**Given task**
From the records below, extract all the text exactly and leave the images behind.

**Data**
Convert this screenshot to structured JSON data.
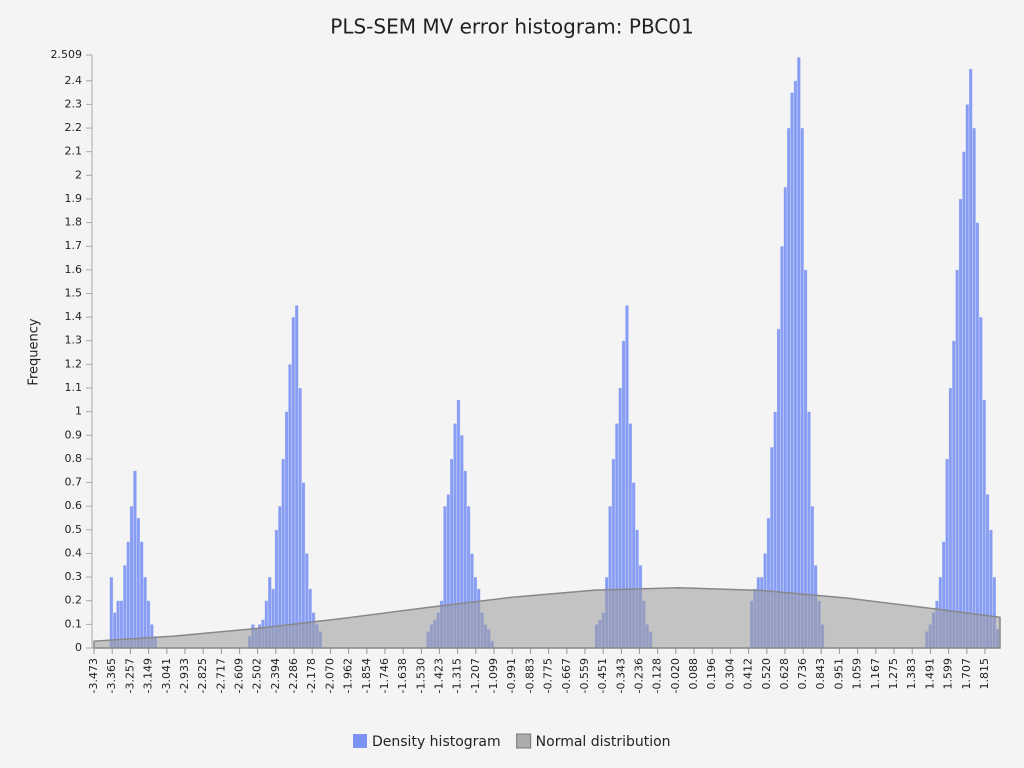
{
  "chart_data": {
    "type": "histogram",
    "title": "PLS-SEM MV error histogram: PBC01",
    "y_label": "Frequency",
    "xlim": [
      -3.473,
      1.904
    ],
    "ylim": [
      0,
      2.509
    ],
    "xticks": [
      -3.473,
      -3.365,
      -3.257,
      -3.149,
      -3.041,
      -2.933,
      -2.825,
      -2.717,
      -2.609,
      -2.502,
      -2.394,
      -2.286,
      -2.178,
      {
        "value": -2.07,
        "label": "-2.070"
      },
      -1.962,
      -1.854,
      -1.746,
      -1.638,
      {
        "value": -1.53,
        "label": "-1.530"
      },
      -1.423,
      -1.315,
      -1.207,
      -1.099,
      -0.991,
      -0.883,
      -0.775,
      -0.667,
      -0.559,
      -0.451,
      -0.343,
      -0.236,
      -0.128,
      {
        "value": -0.02,
        "label": "-0.020"
      },
      0.088,
      0.196,
      0.304,
      0.412,
      {
        "value": 0.52,
        "label": "0.520"
      },
      0.628,
      0.736,
      0.843,
      0.951,
      1.059,
      1.167,
      1.275,
      1.383,
      1.491,
      1.599,
      1.707,
      1.815
    ],
    "yticks": [
      0,
      0.1,
      0.2,
      0.3,
      0.4,
      0.5,
      0.6,
      0.7,
      0.8,
      0.9,
      1,
      1.1,
      1.2,
      1.3,
      1.4,
      1.5,
      1.6,
      1.7,
      1.8,
      1.9,
      2,
      2.1,
      2.2,
      2.3,
      2.4,
      2.509
    ],
    "series": [
      {
        "name": "Density histogram",
        "type": "histogram",
        "color": "#7b93f5",
        "bins": [
          -3.38,
          -3.36,
          -3.34,
          -3.32,
          -3.3,
          -3.28,
          -3.26,
          -3.24,
          -3.22,
          -3.2,
          -3.18,
          -3.16,
          -3.14,
          -3.12,
          -3.1,
          -2.56,
          -2.54,
          -2.52,
          -2.5,
          -2.48,
          -2.46,
          -2.44,
          -2.42,
          -2.4,
          -2.38,
          -2.36,
          -2.34,
          -2.32,
          -2.3,
          -2.28,
          -2.26,
          -2.24,
          -2.22,
          -2.2,
          -2.18,
          -2.16,
          -2.14,
          -2.12,
          -1.5,
          -1.48,
          -1.46,
          -1.44,
          -1.42,
          -1.4,
          -1.38,
          -1.36,
          -1.34,
          -1.32,
          -1.3,
          -1.28,
          -1.26,
          -1.24,
          -1.22,
          -1.2,
          -1.18,
          -1.16,
          -1.14,
          -1.12,
          -1.1,
          -0.5,
          -0.48,
          -0.46,
          -0.44,
          -0.42,
          -0.4,
          -0.38,
          -0.36,
          -0.34,
          -0.32,
          -0.3,
          -0.28,
          -0.26,
          -0.24,
          -0.22,
          -0.2,
          -0.18,
          -0.16,
          0.42,
          0.44,
          0.46,
          0.48,
          0.5,
          0.52,
          0.54,
          0.56,
          0.58,
          0.6,
          0.62,
          0.64,
          0.66,
          0.68,
          0.7,
          0.72,
          0.74,
          0.76,
          0.78,
          0.8,
          0.82,
          0.84,
          0.86,
          1.46,
          1.48,
          1.5,
          1.52,
          1.54,
          1.56,
          1.58,
          1.6,
          1.62,
          1.64,
          1.66,
          1.68,
          1.7,
          1.72,
          1.74,
          1.76,
          1.78,
          1.8,
          1.82,
          1.84,
          1.86,
          1.88,
          1.9
        ],
        "values": [
          0.3,
          0.15,
          0.2,
          0.2,
          0.35,
          0.45,
          0.6,
          0.75,
          0.55,
          0.45,
          0.3,
          0.2,
          0.1,
          0.05,
          0,
          0.05,
          0.1,
          0.08,
          0.1,
          0.12,
          0.2,
          0.3,
          0.25,
          0.5,
          0.6,
          0.8,
          1.0,
          1.2,
          1.4,
          1.45,
          1.1,
          0.7,
          0.4,
          0.25,
          0.15,
          0.1,
          0.07,
          0,
          0.07,
          0.1,
          0.12,
          0.15,
          0.2,
          0.6,
          0.65,
          0.8,
          0.95,
          1.05,
          0.9,
          0.75,
          0.6,
          0.4,
          0.3,
          0.25,
          0.15,
          0.1,
          0.08,
          0.03,
          0,
          0.1,
          0.12,
          0.15,
          0.3,
          0.6,
          0.8,
          0.95,
          1.1,
          1.3,
          1.45,
          0.95,
          0.7,
          0.5,
          0.35,
          0.2,
          0.1,
          0.07,
          0,
          0.2,
          0.25,
          0.3,
          0.3,
          0.4,
          0.55,
          0.85,
          1.0,
          1.35,
          1.7,
          1.95,
          2.2,
          2.35,
          2.4,
          2.5,
          2.2,
          1.6,
          1.0,
          0.6,
          0.35,
          0.2,
          0.1,
          0,
          0.07,
          0.1,
          0.15,
          0.2,
          0.3,
          0.45,
          0.8,
          1.1,
          1.3,
          1.6,
          1.9,
          2.1,
          2.3,
          2.45,
          2.2,
          1.8,
          1.4,
          1.05,
          0.65,
          0.5,
          0.3,
          0.08
        ]
      },
      {
        "name": "Normal distribution",
        "type": "area",
        "color": "#9a9a9a",
        "x": [
          -3.473,
          -3.0,
          -2.5,
          -2.0,
          -1.5,
          -1.0,
          -0.5,
          0,
          0.5,
          1.0,
          1.5,
          1.904
        ],
        "values": [
          0.029,
          0.05,
          0.083,
          0.125,
          0.171,
          0.214,
          0.245,
          0.255,
          0.243,
          0.211,
          0.167,
          0.13
        ]
      }
    ]
  }
}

**Solution to the exercise**
Convert this screenshot to structured JSON data.
{
  "chart_data": {
    "type": "histogram",
    "title": "PLS-SEM MV error histogram: PBC01",
    "y_label": "Frequency",
    "xlim": [
      -3.473,
      1.904
    ],
    "ylim": [
      0,
      2.509
    ],
    "xticks": [
      -3.473,
      -3.365,
      -3.257,
      -3.149,
      -3.041,
      -2.933,
      -2.825,
      -2.717,
      -2.609,
      -2.502,
      -2.394,
      -2.286,
      -2.178,
      {
        "value": -2.07,
        "label": "-2.070"
      },
      -1.962,
      -1.854,
      -1.746,
      -1.638,
      {
        "value": -1.53,
        "label": "-1.530"
      },
      -1.423,
      -1.315,
      -1.207,
      -1.099,
      -0.991,
      -0.883,
      -0.775,
      -0.667,
      -0.559,
      -0.451,
      -0.343,
      -0.236,
      -0.128,
      {
        "value": -0.02,
        "label": "-0.020"
      },
      0.088,
      0.196,
      0.304,
      0.412,
      {
        "value": 0.52,
        "label": "0.520"
      },
      0.628,
      0.736,
      0.843,
      0.951,
      1.059,
      1.167,
      1.275,
      1.383,
      1.491,
      1.599,
      1.707,
      1.815
    ],
    "yticks": [
      0,
      0.1,
      0.2,
      0.3,
      0.4,
      0.5,
      0.6,
      0.7,
      0.8,
      0.9,
      1,
      1.1,
      1.2,
      1.3,
      1.4,
      1.5,
      1.6,
      1.7,
      1.8,
      1.9,
      2,
      2.1,
      2.2,
      2.3,
      2.4,
      2.509
    ],
    "series": [
      {
        "name": "Density histogram",
        "type": "histogram",
        "color": "#7b93f5",
        "bins": [
          -3.38,
          -3.36,
          -3.34,
          -3.32,
          -3.3,
          -3.28,
          -3.26,
          -3.24,
          -3.22,
          -3.2,
          -3.18,
          -3.16,
          -3.14,
          -3.12,
          -3.1,
          -2.56,
          -2.54,
          -2.52,
          -2.5,
          -2.48,
          -2.46,
          -2.44,
          -2.42,
          -2.4,
          -2.38,
          -2.36,
          -2.34,
          -2.32,
          -2.3,
          -2.28,
          -2.26,
          -2.24,
          -2.22,
          -2.2,
          -2.18,
          -2.16,
          -2.14,
          -2.12,
          -1.5,
          -1.48,
          -1.46,
          -1.44,
          -1.42,
          -1.4,
          -1.38,
          -1.36,
          -1.34,
          -1.32,
          -1.3,
          -1.28,
          -1.26,
          -1.24,
          -1.22,
          -1.2,
          -1.18,
          -1.16,
          -1.14,
          -1.12,
          -1.1,
          -0.5,
          -0.48,
          -0.46,
          -0.44,
          -0.42,
          -0.4,
          -0.38,
          -0.36,
          -0.34,
          -0.32,
          -0.3,
          -0.28,
          -0.26,
          -0.24,
          -0.22,
          -0.2,
          -0.18,
          -0.16,
          0.42,
          0.44,
          0.46,
          0.48,
          0.5,
          0.52,
          0.54,
          0.56,
          0.58,
          0.6,
          0.62,
          0.64,
          0.66,
          0.68,
          0.7,
          0.72,
          0.74,
          0.76,
          0.78,
          0.8,
          0.82,
          0.84,
          0.86,
          1.46,
          1.48,
          1.5,
          1.52,
          1.54,
          1.56,
          1.58,
          1.6,
          1.62,
          1.64,
          1.66,
          1.68,
          1.7,
          1.72,
          1.74,
          1.76,
          1.78,
          1.8,
          1.82,
          1.84,
          1.86,
          1.88,
          1.9
        ],
        "values": [
          0.3,
          0.15,
          0.2,
          0.2,
          0.35,
          0.45,
          0.6,
          0.75,
          0.55,
          0.45,
          0.3,
          0.2,
          0.1,
          0.05,
          0,
          0.05,
          0.1,
          0.08,
          0.1,
          0.12,
          0.2,
          0.3,
          0.25,
          0.5,
          0.6,
          0.8,
          1.0,
          1.2,
          1.4,
          1.45,
          1.1,
          0.7,
          0.4,
          0.25,
          0.15,
          0.1,
          0.07,
          0,
          0.07,
          0.1,
          0.12,
          0.15,
          0.2,
          0.6,
          0.65,
          0.8,
          0.95,
          1.05,
          0.9,
          0.75,
          0.6,
          0.4,
          0.3,
          0.25,
          0.15,
          0.1,
          0.08,
          0.03,
          0,
          0.1,
          0.12,
          0.15,
          0.3,
          0.6,
          0.8,
          0.95,
          1.1,
          1.3,
          1.45,
          0.95,
          0.7,
          0.5,
          0.35,
          0.2,
          0.1,
          0.07,
          0,
          0.2,
          0.25,
          0.3,
          0.3,
          0.4,
          0.55,
          0.85,
          1.0,
          1.35,
          1.7,
          1.95,
          2.2,
          2.35,
          2.4,
          2.5,
          2.2,
          1.6,
          1.0,
          0.6,
          0.35,
          0.2,
          0.1,
          0,
          0.07,
          0.1,
          0.15,
          0.2,
          0.3,
          0.45,
          0.8,
          1.1,
          1.3,
          1.6,
          1.9,
          2.1,
          2.3,
          2.45,
          2.2,
          1.8,
          1.4,
          1.05,
          0.65,
          0.5,
          0.3,
          0.08
        ]
      },
      {
        "name": "Normal distribution",
        "type": "area",
        "color": "#9a9a9a",
        "x": [
          -3.473,
          -3.0,
          -2.5,
          -2.0,
          -1.5,
          -1.0,
          -0.5,
          0,
          0.5,
          1.0,
          1.5,
          1.904
        ],
        "values": [
          0.029,
          0.05,
          0.083,
          0.125,
          0.171,
          0.214,
          0.245,
          0.255,
          0.243,
          0.211,
          0.167,
          0.13
        ]
      }
    ]
  }
}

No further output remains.